(WHAT IS EXPECTED) Exactly as written, print each record in the listing.

>> BEGIN

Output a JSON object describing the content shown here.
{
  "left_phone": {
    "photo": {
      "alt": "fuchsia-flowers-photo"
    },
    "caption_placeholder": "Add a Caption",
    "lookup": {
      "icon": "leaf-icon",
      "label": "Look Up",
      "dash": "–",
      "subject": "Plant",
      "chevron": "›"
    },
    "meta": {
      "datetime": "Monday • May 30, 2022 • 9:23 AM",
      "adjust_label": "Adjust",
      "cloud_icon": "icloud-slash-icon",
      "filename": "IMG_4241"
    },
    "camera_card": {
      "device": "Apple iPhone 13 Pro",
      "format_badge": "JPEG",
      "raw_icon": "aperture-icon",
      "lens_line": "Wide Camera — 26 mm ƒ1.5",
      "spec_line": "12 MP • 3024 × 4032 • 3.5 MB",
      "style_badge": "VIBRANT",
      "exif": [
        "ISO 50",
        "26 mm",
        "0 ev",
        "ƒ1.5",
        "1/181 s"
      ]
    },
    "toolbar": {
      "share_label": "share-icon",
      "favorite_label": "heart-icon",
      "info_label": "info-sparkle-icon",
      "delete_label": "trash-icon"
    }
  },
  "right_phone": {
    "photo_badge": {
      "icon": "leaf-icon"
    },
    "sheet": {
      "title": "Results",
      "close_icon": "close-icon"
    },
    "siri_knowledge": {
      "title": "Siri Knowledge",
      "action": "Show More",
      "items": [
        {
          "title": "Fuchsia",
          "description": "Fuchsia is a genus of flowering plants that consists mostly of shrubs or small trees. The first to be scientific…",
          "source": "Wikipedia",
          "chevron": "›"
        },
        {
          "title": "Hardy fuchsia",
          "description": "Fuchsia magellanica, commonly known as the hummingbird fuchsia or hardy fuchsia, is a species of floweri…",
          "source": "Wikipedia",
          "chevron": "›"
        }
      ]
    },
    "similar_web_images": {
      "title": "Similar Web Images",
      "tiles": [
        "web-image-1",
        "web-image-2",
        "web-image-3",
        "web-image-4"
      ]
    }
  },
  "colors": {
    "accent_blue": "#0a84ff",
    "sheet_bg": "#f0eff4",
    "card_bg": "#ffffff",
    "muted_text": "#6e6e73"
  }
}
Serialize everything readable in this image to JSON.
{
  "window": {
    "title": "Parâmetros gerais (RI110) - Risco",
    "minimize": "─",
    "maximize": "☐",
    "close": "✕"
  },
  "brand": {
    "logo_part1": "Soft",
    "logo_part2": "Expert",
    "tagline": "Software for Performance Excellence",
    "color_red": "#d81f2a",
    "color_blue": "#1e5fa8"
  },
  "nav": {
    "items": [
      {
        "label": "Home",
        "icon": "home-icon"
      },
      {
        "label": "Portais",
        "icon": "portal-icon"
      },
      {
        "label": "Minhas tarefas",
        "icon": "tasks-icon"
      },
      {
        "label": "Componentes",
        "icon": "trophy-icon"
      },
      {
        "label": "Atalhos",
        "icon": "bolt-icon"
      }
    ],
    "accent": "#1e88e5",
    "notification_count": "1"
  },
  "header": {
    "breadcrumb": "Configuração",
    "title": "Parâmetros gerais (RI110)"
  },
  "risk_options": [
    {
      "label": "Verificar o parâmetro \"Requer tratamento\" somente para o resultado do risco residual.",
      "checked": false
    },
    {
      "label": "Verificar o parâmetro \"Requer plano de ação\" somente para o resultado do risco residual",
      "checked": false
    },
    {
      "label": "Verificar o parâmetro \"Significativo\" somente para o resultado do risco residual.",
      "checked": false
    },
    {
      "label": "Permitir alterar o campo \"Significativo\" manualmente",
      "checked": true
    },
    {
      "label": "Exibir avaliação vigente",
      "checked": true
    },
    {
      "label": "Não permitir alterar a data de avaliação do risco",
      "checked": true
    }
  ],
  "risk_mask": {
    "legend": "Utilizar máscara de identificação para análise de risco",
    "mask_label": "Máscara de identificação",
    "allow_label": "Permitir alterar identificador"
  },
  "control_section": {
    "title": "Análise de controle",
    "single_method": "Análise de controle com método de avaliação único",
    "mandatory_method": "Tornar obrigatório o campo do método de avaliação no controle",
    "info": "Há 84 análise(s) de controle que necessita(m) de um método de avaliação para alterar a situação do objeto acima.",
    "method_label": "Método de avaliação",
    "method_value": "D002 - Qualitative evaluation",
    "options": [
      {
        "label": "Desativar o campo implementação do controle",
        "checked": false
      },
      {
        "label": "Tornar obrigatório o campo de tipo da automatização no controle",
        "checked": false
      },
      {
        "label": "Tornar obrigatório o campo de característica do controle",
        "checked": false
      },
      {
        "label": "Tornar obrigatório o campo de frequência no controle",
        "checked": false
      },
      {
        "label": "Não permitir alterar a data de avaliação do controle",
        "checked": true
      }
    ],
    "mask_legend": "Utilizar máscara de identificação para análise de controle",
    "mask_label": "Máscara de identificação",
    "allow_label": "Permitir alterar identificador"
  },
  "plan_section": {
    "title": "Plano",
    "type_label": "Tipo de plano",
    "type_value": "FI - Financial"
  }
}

>> END

(RESULT FOR THIS EXERCISE)
Output a JSON object describing the content shown here.
{
  "left_phone": {
    "photo": {
      "alt": "fuchsia-flowers-photo"
    },
    "caption_placeholder": "Add a Caption",
    "lookup": {
      "icon": "leaf-icon",
      "label": "Look Up",
      "dash": "–",
      "subject": "Plant",
      "chevron": "›"
    },
    "meta": {
      "datetime": "Monday • May 30, 2022 • 9:23 AM",
      "adjust_label": "Adjust",
      "cloud_icon": "icloud-slash-icon",
      "filename": "IMG_4241"
    },
    "camera_card": {
      "device": "Apple iPhone 13 Pro",
      "format_badge": "JPEG",
      "raw_icon": "aperture-icon",
      "lens_line": "Wide Camera — 26 mm ƒ1.5",
      "spec_line": "12 MP • 3024 × 4032 • 3.5 MB",
      "style_badge": "VIBRANT",
      "exif": [
        "ISO 50",
        "26 mm",
        "0 ev",
        "ƒ1.5",
        "1/181 s"
      ]
    },
    "toolbar": {
      "share_label": "share-icon",
      "favorite_label": "heart-icon",
      "info_label": "info-sparkle-icon",
      "delete_label": "trash-icon"
    }
  },
  "right_phone": {
    "photo_badge": {
      "icon": "leaf-icon"
    },
    "sheet": {
      "title": "Results",
      "close_icon": "close-icon"
    },
    "siri_knowledge": {
      "title": "Siri Knowledge",
      "action": "Show More",
      "items": [
        {
          "title": "Fuchsia",
          "description": "Fuchsia is a genus of flowering plants that consists mostly of shrubs or small trees. The first to be scientific…",
          "source": "Wikipedia",
          "chevron": "›"
        },
        {
          "title": "Hardy fuchsia",
          "description": "Fuchsia magellanica, commonly known as the hummingbird fuchsia or hardy fuchsia, is a species of floweri…",
          "source": "Wikipedia",
          "chevron": "›"
        }
      ]
    },
    "similar_web_images": {
      "title": "Similar Web Images",
      "tiles": [
        "web-image-1",
        "web-image-2",
        "web-image-3",
        "web-image-4"
      ]
    }
  },
  "colors": {
    "accent_blue": "#0a84ff",
    "sheet_bg": "#f0eff4",
    "card_bg": "#ffffff",
    "muted_text": "#6e6e73"
  }
}
Serialize everything readable in this image to JSON.
{
  "window": {
    "title": "Parâmetros gerais (RI110) - Risco",
    "minimize": "─",
    "maximize": "☐",
    "close": "✕"
  },
  "brand": {
    "logo_part1": "Soft",
    "logo_part2": "Expert",
    "tagline": "Software for Performance Excellence",
    "color_red": "#d81f2a",
    "color_blue": "#1e5fa8"
  },
  "nav": {
    "items": [
      {
        "label": "Home",
        "icon": "home-icon"
      },
      {
        "label": "Portais",
        "icon": "portal-icon"
      },
      {
        "label": "Minhas tarefas",
        "icon": "tasks-icon"
      },
      {
        "label": "Componentes",
        "icon": "trophy-icon"
      },
      {
        "label": "Atalhos",
        "icon": "bolt-icon"
      }
    ],
    "accent": "#1e88e5",
    "notification_count": "1"
  },
  "header": {
    "breadcrumb": "Configuração",
    "title": "Parâmetros gerais (RI110)"
  },
  "risk_options": [
    {
      "label": "Verificar o parâmetro \"Requer tratamento\" somente para o resultado do risco residual.",
      "checked": false
    },
    {
      "label": "Verificar o parâmetro \"Requer plano de ação\" somente para o resultado do risco residual",
      "checked": false
    },
    {
      "label": "Verificar o parâmetro \"Significativo\" somente para o resultado do risco residual.",
      "checked": false
    },
    {
      "label": "Permitir alterar o campo \"Significativo\" manualmente",
      "checked": true
    },
    {
      "label": "Exibir avaliação vigente",
      "checked": true
    },
    {
      "label": "Não permitir alterar a data de avaliação do risco",
      "checked": true
    }
  ],
  "risk_mask": {
    "legend": "Utilizar máscara de identificação para análise de risco",
    "mask_label": "Máscara de identificação",
    "allow_label": "Permitir alterar identificador"
  },
  "control_section": {
    "title": "Análise de controle",
    "single_method": "Análise de controle com método de avaliação único",
    "mandatory_method": "Tornar obrigatório o campo do método de avaliação no controle",
    "info": "Há 84 análise(s) de controle que necessita(m) de um método de avaliação para alterar a situação do objeto acima.",
    "method_label": "Método de avaliação",
    "method_value": "D002 - Qualitative evaluation",
    "options": [
      {
        "label": "Desativar o campo implementação do controle",
        "checked": false
      },
      {
        "label": "Tornar obrigatório o campo de tipo da automatização no controle",
        "checked": false
      },
      {
        "label": "Tornar obrigatório o campo de característica do controle",
        "checked": false
      },
      {
        "label": "Tornar obrigatório o campo de frequência no controle",
        "checked": false
      },
      {
        "label": "Não permitir alterar a data de avaliação do controle",
        "checked": true
      }
    ],
    "mask_legend": "Utilizar máscara de identificação para análise de controle",
    "mask_label": "Máscara de identificação",
    "allow_label": "Permitir alterar identificador"
  },
  "plan_section": {
    "title": "Plano",
    "type_label": "Tipo de plano",
    "type_value": "FI - Financial"
  }
}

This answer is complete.